Stated goal: Print the entries below word for word; the pictures stay out of your copy.

━━━━━━━━

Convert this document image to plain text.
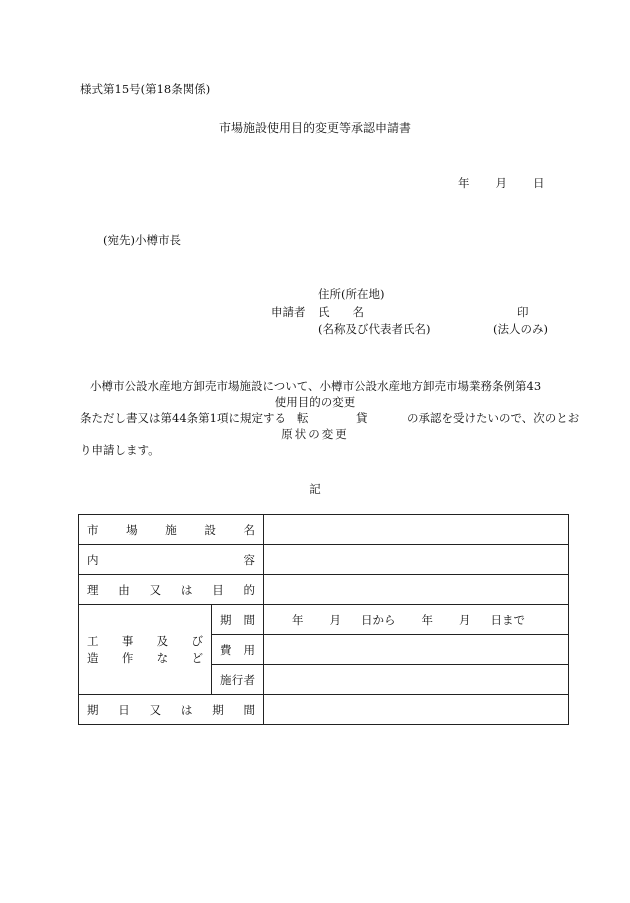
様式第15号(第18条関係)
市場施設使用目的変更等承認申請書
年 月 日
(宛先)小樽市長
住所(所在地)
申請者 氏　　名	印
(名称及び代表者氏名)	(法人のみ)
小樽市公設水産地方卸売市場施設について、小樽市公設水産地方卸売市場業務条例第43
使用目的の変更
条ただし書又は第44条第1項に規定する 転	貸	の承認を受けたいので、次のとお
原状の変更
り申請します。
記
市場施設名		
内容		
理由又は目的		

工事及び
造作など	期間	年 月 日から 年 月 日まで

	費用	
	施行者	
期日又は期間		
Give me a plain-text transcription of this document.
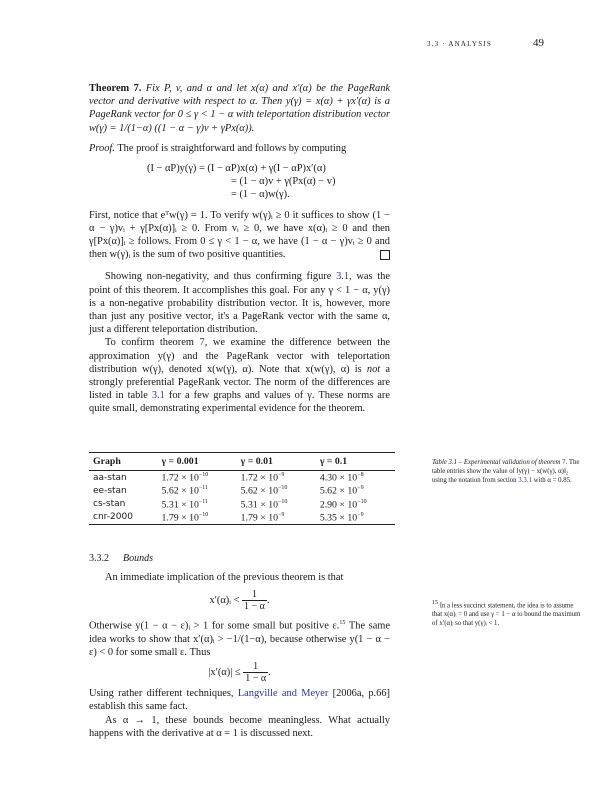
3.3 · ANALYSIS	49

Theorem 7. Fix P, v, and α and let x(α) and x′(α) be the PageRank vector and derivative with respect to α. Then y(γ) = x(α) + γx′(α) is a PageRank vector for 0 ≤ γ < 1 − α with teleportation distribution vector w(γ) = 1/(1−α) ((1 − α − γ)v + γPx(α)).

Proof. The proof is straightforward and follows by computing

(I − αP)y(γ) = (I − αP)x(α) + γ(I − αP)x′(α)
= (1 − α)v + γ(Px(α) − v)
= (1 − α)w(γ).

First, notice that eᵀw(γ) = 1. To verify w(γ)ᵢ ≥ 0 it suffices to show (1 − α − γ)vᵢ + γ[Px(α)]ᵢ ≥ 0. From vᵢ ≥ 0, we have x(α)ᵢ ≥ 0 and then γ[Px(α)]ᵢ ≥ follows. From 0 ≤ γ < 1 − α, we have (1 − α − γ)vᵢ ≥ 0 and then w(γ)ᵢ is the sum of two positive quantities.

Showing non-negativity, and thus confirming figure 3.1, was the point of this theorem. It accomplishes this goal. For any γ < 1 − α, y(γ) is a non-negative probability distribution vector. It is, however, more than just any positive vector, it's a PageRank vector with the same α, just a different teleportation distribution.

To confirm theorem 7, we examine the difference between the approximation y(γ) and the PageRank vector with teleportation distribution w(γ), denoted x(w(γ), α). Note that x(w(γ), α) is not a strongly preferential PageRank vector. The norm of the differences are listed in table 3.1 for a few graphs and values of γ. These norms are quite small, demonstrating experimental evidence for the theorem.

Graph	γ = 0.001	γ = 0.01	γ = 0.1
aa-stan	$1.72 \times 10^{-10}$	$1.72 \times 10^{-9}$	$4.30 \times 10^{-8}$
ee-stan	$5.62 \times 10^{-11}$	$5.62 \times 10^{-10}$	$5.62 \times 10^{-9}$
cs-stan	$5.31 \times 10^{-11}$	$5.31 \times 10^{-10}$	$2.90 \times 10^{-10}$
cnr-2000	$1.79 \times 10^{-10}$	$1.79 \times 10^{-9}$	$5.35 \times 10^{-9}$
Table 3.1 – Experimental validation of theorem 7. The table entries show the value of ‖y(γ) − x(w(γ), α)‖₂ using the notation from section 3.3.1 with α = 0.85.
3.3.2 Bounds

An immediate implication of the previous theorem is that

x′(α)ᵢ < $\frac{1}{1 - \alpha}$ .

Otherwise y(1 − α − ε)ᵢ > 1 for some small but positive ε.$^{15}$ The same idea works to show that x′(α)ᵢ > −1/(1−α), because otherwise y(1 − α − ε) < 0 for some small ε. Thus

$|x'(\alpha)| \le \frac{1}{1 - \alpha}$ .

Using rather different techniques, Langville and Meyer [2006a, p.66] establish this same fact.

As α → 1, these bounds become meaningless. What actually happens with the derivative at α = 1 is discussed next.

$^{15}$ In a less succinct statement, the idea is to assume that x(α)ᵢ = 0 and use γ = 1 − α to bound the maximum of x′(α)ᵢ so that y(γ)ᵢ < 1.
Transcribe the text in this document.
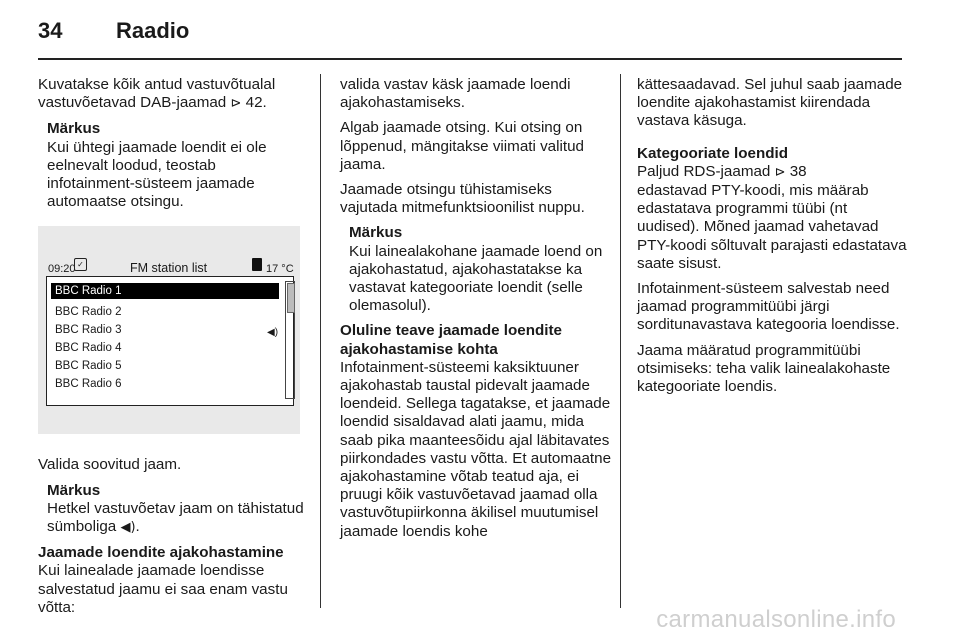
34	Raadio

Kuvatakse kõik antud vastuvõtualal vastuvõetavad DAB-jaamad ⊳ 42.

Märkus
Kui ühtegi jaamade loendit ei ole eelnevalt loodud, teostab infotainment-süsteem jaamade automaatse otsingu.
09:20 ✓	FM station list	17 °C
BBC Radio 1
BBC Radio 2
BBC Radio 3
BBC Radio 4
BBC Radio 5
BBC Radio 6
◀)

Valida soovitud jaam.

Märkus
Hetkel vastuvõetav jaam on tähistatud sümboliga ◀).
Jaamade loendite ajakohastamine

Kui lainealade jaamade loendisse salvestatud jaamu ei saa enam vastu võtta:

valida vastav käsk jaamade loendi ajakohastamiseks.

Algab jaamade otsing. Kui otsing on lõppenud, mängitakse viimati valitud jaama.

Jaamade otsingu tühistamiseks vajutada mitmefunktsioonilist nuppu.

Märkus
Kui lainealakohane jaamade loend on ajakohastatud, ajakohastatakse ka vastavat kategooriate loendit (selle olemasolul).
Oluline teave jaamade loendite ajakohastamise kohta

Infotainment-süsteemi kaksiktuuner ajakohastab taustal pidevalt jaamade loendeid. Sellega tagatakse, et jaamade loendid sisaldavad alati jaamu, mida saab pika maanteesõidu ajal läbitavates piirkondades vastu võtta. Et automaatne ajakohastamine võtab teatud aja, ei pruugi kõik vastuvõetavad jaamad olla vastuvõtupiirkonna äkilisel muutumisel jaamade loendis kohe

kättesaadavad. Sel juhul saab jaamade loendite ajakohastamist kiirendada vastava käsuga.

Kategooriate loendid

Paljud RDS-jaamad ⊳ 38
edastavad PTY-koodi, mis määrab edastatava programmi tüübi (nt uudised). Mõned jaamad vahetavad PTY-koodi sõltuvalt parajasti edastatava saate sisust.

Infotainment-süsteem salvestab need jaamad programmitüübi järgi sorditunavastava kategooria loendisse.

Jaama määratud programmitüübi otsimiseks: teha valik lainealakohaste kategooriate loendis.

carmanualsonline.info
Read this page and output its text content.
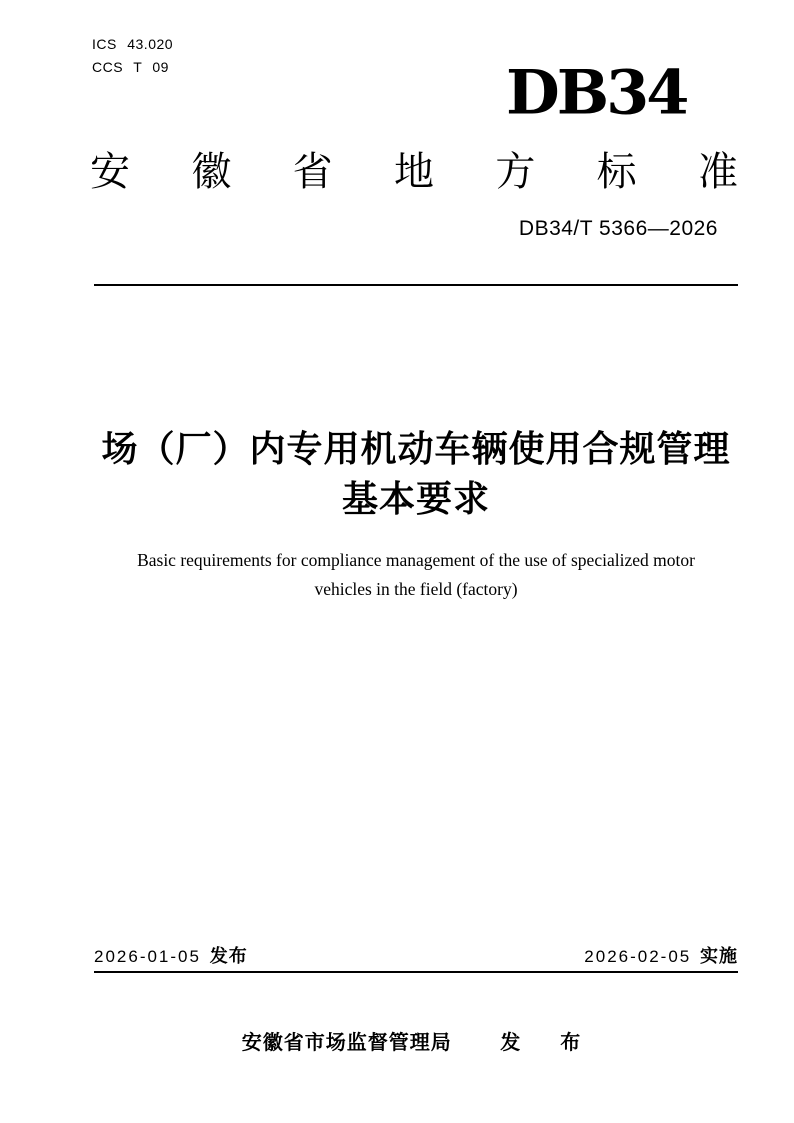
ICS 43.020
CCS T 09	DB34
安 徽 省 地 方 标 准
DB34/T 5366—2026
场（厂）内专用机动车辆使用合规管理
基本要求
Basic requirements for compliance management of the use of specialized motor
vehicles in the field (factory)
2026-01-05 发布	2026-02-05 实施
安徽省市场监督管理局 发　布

━━━━━━━━

Response to the task:
Convert this document image to plain text.
様式第15号(第18条関係)
市場施設使用目的変更等承認申請書
年 月 日
(宛先)小樽市長
住所(所在地)
申請者 氏　　名	印
(名称及び代表者氏名)	(法人のみ)
小樽市公設水産地方卸売市場施設について、小樽市公設水産地方卸売市場業務条例第43
使用目的の変更
条ただし書又は第44条第1項に規定する 転	貸	の承認を受けたいので、次のとお
原状の変更
り申請します。
記
市場施設名		
内容		
理由又は目的		

工事及び
造作など	期間	年 月 日から 年 月 日まで

	費用	
	施行者	
期日又は期間		
Give me a plain-text transcription of this document.
3.3 · ANALYSIS	49

Theorem 7. Fix P, v, and α and let x(α) and x′(α) be the PageRank vector and derivative with respect to α. Then y(γ) = x(α) + γx′(α) is a PageRank vector for 0 ≤ γ < 1 − α with teleportation distribution vector w(γ) = 1/(1−α) ((1 − α − γ)v + γPx(α)).

Proof. The proof is straightforward and follows by computing

(I − αP)y(γ) = (I − αP)x(α) + γ(I − αP)x′(α)
= (1 − α)v + γ(Px(α) − v)
= (1 − α)w(γ).

First, notice that eᵀw(γ) = 1. To verify w(γ)ᵢ ≥ 0 it suffices to show (1 − α − γ)vᵢ + γ[Px(α)]ᵢ ≥ 0. From vᵢ ≥ 0, we have x(α)ᵢ ≥ 0 and then γ[Px(α)]ᵢ ≥ follows. From 0 ≤ γ < 1 − α, we have (1 − α − γ)vᵢ ≥ 0 and then w(γ)ᵢ is the sum of two positive quantities.

Showing non-negativity, and thus confirming figure 3.1, was the point of this theorem. It accomplishes this goal. For any γ < 1 − α, y(γ) is a non-negative probability distribution vector. It is, however, more than just any positive vector, it's a PageRank vector with the same α, just a different teleportation distribution.

To confirm theorem 7, we examine the difference between the approximation y(γ) and the PageRank vector with teleportation distribution w(γ), denoted x(w(γ), α). Note that x(w(γ), α) is not a strongly preferential PageRank vector. The norm of the differences are listed in table 3.1 for a few graphs and values of γ. These norms are quite small, demonstrating experimental evidence for the theorem.

Graph	γ = 0.001	γ = 0.01	γ = 0.1
aa-stan	$1.72 \times 10^{-10}$	$1.72 \times 10^{-9}$	$4.30 \times 10^{-8}$
ee-stan	$5.62 \times 10^{-11}$	$5.62 \times 10^{-10}$	$5.62 \times 10^{-9}$
cs-stan	$5.31 \times 10^{-11}$	$5.31 \times 10^{-10}$	$2.90 \times 10^{-10}$
cnr-2000	$1.79 \times 10^{-10}$	$1.79 \times 10^{-9}$	$5.35 \times 10^{-9}$
Table 3.1 – Experimental validation of theorem 7. The table entries show the value of ‖y(γ) − x(w(γ), α)‖₂ using the notation from section 3.3.1 with α = 0.85.
3.3.2 Bounds

An immediate implication of the previous theorem is that

x′(α)ᵢ < $\frac{1}{1 - \alpha}$ .

Otherwise y(1 − α − ε)ᵢ > 1 for some small but positive ε.$^{15}$ The same idea works to show that x′(α)ᵢ > −1/(1−α), because otherwise y(1 − α − ε) < 0 for some small ε. Thus

$|x'(\alpha)| \le \frac{1}{1 - \alpha}$ .

Using rather different techniques, Langville and Meyer [2006a, p.66] establish this same fact.

As α → 1, these bounds become meaningless. What actually happens with the derivative at α = 1 is discussed next.

$^{15}$ In a less succinct statement, the idea is to assume that x(α)ᵢ = 0 and use γ = 1 − α to bound the maximum of x′(α)ᵢ so that y(γ)ᵢ < 1.
Transcribe the text in this document.
34	Raadio

Kuvatakse kõik antud vastuvõtualal vastuvõetavad DAB-jaamad ⊳ 42.

Märkus
Kui ühtegi jaamade loendit ei ole eelnevalt loodud, teostab infotainment-süsteem jaamade automaatse otsingu.
09:20 ✓	FM station list	17 °C
BBC Radio 1
BBC Radio 2
BBC Radio 3
BBC Radio 4
BBC Radio 5
BBC Radio 6
◀)

Valida soovitud jaam.

Märkus
Hetkel vastuvõetav jaam on tähistatud sümboliga ◀).
Jaamade loendite ajakohastamine

Kui lainealade jaamade loendisse salvestatud jaamu ei saa enam vastu võtta:

valida vastav käsk jaamade loendi ajakohastamiseks.

Algab jaamade otsing. Kui otsing on lõppenud, mängitakse viimati valitud jaama.

Jaamade otsingu tühistamiseks vajutada mitmefunktsioonilist nuppu.

Märkus
Kui lainealakohane jaamade loend on ajakohastatud, ajakohastatakse ka vastavat kategooriate loendit (selle olemasolul).
Oluline teave jaamade loendite ajakohastamise kohta

Infotainment-süsteemi kaksiktuuner ajakohastab taustal pidevalt jaamade loendeid. Sellega tagatakse, et jaamade loendid sisaldavad alati jaamu, mida saab pika maanteesõidu ajal läbitavates piirkondades vastu võtta. Et automaatne ajakohastamine võtab teatud aja, ei pruugi kõik vastuvõetavad jaamad olla vastuvõtupiirkonna äkilisel muutumisel jaamade loendis kohe

kättesaadavad. Sel juhul saab jaamade loendite ajakohastamist kiirendada vastava käsuga.

Kategooriate loendid

Paljud RDS-jaamad ⊳ 38
edastavad PTY-koodi, mis määrab edastatava programmi tüübi (nt uudised). Mõned jaamad vahetavad PTY-koodi sõltuvalt parajasti edastatava saate sisust.

Infotainment-süsteem salvestab need jaamad programmitüübi järgi sorditunavastava kategooria loendisse.

Jaama määratud programmitüübi otsimiseks: teha valik lainealakohaste kategooriate loendis.

carmanualsonline.info
Read this page and output its text content.
ICS 43.020
CCS T 09	DB34
安 徽 省 地 方 标 准
DB34/T 5366—2026
场（厂）内专用机动车辆使用合规管理
基本要求
Basic requirements for compliance management of the use of specialized motor
vehicles in the field (factory)
2026-01-05 发布	2026-02-05 实施
安徽省市场监督管理局 发　布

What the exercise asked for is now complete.